▶ [УСЛОВИЯ ЗАДАНИЯ]: Какое жалованье в день получала Нурбану во время правления её сына, согласно тексту о Нурбану?

Подобно своему отцу, Селим решил официально жениться. Джакомо Рагаццони в своем донесении венецианскому сенату от 1571 года писал: «Султан Амурат [Мурад, старший сын Селима] 22 лет талантлив и хорошо образован, тщательно соблюдает религиозные обряды и потому очень любим всеми и своим отцом Великим Сеньором, вопреки традициям османов. Шесть месяцев тому его отец Синьор в качестве знака любви сделал чебин, что означает, что он взял в законные жёны мать [принца], черкешенку [sic], и даровал ей приданое в размере 110 тысяч дукатов, желая обойти своего отца, который дал в приданое только 100 тысяч матери Селима»[14]. Как и свадьба Сулеймана и Хюррем, брачная церемония Селима и Нурбану никак не освещалась в османских источниках[15], что, вероятно, было вызвано противоречием подобных браков османским придворным традициям.

К концу правления Селима II Нурбану получала жалование в размере 1100 акче в день, в то время как другие фаворитки султана получали лишь сорок акче[16]; во время правления сына Нурбану получала около двух тысяч акче в день, что было самым высоким жалованьем во всей империи, в три раза превышавшим жалованье самого султана[17][7].

Мать султана

Супруг Нурбану скончался в 1574 году и на троне оказался её 28-летний сын Мурад; сама же Нурбану удостоилась титула валиде-султан и полагающихся привилегий. Она первой стала использовать этот титул официально[7]. Став матерью нового султана, Нурбану стала вести активную переписку с иностранными правителями: так долгие годы вплоть до своей смерти Нурбану регулярно посылала письма, а также обменивалась подарками с матерью французских королей Екатериной Медичи[18]. Дабы упрочить своё влияние при дворе, Нурбану выдала старших дочерей за влиятельных политиков: Шах стала женой главного сокольничего Хасана-аги, Эсмехан — великого визиря Соколлу Мехмеда-паши, а Гевхерхан — адмирала Пияле-паши. Считается, что Нурбану придерживалась провенецианской политики, а, следовательно, резко антигенуэзской; из-за этого даже ходили слухи, что её отравил генуэзский посол[19]. Мурад опирался на поддержку матери, которая пользовалась огромным авторитетом вплоть до своей смерти в 1583 году. Такое положение дел в государстве не устраивало многих и, в первую очередь, нового великого визиря Синана-пашу, занявшего пост после смерти 1580 году зятя Нурбану. Противостояние матери султана и главного визиря в государстве окончилось за год до смерти Нурбану: Синан-паша был снят с должности и выслан из столицы и, как писал венецианский посол Контарини, мать Мурада III была причастна к смещению, целью же её было посадить на этот пост своего ставленника. С окончанием противостояния матери султана и великого визиря началось новое — между матерью Мурада III и его фавориткой[20].

▶ [ПЕРЕЧЕНЬ ЗАПИСЕЙ]:

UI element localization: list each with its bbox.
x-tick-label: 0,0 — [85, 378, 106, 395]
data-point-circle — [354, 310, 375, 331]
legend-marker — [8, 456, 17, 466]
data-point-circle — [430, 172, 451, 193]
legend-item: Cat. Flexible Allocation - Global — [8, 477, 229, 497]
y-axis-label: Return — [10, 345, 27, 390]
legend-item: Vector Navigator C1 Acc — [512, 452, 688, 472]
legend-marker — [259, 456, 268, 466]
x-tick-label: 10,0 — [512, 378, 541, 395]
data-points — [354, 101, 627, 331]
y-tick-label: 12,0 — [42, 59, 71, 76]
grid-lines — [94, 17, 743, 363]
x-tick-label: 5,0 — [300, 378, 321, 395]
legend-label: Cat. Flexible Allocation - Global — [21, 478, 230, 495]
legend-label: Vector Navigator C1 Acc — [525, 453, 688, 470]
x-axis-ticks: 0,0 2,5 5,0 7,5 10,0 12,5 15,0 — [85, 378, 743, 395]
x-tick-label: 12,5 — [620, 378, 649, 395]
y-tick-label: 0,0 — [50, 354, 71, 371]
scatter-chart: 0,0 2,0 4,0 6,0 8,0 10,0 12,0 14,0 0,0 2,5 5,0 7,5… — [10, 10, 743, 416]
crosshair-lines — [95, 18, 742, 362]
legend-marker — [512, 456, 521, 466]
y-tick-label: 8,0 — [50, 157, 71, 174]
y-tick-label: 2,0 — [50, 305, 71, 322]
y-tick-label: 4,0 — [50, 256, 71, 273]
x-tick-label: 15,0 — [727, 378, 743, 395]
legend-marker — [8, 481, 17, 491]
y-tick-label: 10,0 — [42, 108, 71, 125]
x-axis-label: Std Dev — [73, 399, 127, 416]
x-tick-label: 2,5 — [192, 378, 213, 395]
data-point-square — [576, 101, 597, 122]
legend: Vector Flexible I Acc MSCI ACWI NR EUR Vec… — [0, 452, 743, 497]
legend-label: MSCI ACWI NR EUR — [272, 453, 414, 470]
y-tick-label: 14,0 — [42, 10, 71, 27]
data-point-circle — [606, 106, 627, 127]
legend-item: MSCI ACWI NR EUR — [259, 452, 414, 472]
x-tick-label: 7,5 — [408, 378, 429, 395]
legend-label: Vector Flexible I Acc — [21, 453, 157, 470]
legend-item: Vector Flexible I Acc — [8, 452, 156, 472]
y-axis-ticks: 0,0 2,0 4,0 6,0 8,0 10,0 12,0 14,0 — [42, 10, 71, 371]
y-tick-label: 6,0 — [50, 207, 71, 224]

▶ [ОЖИДАЕМЫЙ ОТВЕТ]: Около двух тысяч акче в день.